For every line in the data below that contains "Artificial", copy the line.

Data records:
## BEGIN

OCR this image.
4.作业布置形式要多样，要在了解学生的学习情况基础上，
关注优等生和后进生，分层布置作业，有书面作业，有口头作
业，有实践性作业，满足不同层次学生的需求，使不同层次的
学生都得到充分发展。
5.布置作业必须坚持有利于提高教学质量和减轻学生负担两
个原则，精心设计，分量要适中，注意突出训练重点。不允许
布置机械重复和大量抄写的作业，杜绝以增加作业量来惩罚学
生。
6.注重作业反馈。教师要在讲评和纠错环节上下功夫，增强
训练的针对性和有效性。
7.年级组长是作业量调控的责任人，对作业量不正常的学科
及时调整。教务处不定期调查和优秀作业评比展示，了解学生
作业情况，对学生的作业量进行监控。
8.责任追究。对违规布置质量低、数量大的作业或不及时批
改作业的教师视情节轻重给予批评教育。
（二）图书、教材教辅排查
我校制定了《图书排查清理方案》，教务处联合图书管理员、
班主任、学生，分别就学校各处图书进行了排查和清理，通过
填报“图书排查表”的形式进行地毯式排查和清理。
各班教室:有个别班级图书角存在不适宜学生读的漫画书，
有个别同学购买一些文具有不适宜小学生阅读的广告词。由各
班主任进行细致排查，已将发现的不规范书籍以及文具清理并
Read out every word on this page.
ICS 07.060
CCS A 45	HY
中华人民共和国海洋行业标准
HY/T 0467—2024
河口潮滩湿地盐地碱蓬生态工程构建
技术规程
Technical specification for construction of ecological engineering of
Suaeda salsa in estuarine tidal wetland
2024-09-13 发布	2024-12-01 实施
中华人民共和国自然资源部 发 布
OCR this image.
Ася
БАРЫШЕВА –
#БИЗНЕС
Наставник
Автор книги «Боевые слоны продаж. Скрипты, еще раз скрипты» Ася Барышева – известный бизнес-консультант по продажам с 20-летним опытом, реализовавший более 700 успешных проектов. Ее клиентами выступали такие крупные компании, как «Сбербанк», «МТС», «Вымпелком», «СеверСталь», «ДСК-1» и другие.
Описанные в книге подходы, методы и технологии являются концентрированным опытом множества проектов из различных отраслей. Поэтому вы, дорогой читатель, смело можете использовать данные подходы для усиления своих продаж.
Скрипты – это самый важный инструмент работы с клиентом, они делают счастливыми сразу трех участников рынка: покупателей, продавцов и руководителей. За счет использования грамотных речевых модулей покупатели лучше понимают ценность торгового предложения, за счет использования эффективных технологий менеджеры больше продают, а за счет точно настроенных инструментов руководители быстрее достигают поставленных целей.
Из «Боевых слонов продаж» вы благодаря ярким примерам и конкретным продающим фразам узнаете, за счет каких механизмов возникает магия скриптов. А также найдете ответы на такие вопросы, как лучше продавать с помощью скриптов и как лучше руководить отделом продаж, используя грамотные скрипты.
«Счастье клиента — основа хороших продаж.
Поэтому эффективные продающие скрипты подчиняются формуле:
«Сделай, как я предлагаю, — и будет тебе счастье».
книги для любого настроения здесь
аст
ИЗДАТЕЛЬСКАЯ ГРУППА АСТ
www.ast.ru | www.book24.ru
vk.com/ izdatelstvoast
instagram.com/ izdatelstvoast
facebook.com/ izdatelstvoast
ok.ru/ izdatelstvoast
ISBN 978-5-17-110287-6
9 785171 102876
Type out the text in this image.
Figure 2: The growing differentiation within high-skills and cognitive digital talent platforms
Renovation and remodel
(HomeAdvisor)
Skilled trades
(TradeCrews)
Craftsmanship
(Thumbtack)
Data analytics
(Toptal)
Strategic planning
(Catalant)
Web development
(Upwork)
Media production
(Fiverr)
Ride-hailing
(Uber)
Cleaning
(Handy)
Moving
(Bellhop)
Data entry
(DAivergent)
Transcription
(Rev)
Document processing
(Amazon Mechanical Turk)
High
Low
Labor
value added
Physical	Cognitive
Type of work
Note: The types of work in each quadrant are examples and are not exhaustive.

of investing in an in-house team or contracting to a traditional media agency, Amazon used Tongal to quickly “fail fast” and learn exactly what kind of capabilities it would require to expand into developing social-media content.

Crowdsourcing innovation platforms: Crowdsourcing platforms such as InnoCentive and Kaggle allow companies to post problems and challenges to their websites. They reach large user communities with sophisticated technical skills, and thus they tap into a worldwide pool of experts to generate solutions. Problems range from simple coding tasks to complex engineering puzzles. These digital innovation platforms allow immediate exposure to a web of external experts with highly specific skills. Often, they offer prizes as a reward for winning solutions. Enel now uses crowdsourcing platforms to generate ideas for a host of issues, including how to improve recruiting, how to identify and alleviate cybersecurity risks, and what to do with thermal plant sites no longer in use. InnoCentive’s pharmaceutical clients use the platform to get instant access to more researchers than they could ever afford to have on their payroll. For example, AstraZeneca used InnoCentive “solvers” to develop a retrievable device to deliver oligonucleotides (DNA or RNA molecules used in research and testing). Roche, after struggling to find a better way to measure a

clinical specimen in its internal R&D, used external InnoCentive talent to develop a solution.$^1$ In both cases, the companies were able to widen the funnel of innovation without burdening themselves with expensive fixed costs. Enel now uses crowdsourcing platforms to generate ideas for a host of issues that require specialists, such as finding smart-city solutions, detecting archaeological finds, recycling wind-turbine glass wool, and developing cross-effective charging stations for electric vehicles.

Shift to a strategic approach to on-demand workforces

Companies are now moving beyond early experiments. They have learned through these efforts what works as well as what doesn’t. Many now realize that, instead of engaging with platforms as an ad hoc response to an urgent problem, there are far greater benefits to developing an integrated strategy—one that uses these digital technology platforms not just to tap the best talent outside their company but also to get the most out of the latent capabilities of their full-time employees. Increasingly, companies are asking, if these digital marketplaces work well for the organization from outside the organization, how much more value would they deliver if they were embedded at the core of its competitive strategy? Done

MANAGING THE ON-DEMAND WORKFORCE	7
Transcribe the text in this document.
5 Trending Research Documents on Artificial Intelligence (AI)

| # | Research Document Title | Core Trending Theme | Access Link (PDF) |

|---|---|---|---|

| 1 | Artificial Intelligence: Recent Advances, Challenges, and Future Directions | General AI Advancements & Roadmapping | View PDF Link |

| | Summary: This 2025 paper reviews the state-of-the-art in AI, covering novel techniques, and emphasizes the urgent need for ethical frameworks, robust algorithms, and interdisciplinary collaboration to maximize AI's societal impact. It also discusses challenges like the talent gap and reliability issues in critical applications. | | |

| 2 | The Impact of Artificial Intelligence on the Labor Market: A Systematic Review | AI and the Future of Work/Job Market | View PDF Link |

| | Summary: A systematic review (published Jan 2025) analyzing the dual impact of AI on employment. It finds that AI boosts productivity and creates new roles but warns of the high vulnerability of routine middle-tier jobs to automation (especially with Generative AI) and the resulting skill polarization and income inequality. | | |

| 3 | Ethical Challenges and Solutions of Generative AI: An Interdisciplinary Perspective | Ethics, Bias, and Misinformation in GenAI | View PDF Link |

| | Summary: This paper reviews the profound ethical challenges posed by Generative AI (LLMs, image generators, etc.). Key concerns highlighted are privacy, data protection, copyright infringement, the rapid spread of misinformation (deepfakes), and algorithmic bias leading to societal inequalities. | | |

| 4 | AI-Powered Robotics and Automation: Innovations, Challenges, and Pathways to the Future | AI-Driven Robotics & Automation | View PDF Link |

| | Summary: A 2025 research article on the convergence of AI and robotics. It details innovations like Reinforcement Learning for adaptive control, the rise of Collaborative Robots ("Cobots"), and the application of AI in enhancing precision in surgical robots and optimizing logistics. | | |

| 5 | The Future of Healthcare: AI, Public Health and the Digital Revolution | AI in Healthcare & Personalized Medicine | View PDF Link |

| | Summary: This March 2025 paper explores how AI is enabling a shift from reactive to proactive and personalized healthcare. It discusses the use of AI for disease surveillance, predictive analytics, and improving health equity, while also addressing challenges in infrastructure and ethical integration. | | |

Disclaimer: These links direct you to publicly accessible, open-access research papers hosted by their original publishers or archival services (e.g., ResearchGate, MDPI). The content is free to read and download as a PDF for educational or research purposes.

## END

- [RESULT OF THE EXERCISE]:
5 Trending Research Documents on Artificial Intelligence (AI)
| 1 | Artificial Intelligence: Recent Advances, Challenges, and Future Directions | General AI Advancements & Roadmapping | View PDF Link |
| 2 | The Impact of Artificial Intelligence on the Labor Market: A Systematic Review | AI and the Future of Work/Job Market | View PDF Link |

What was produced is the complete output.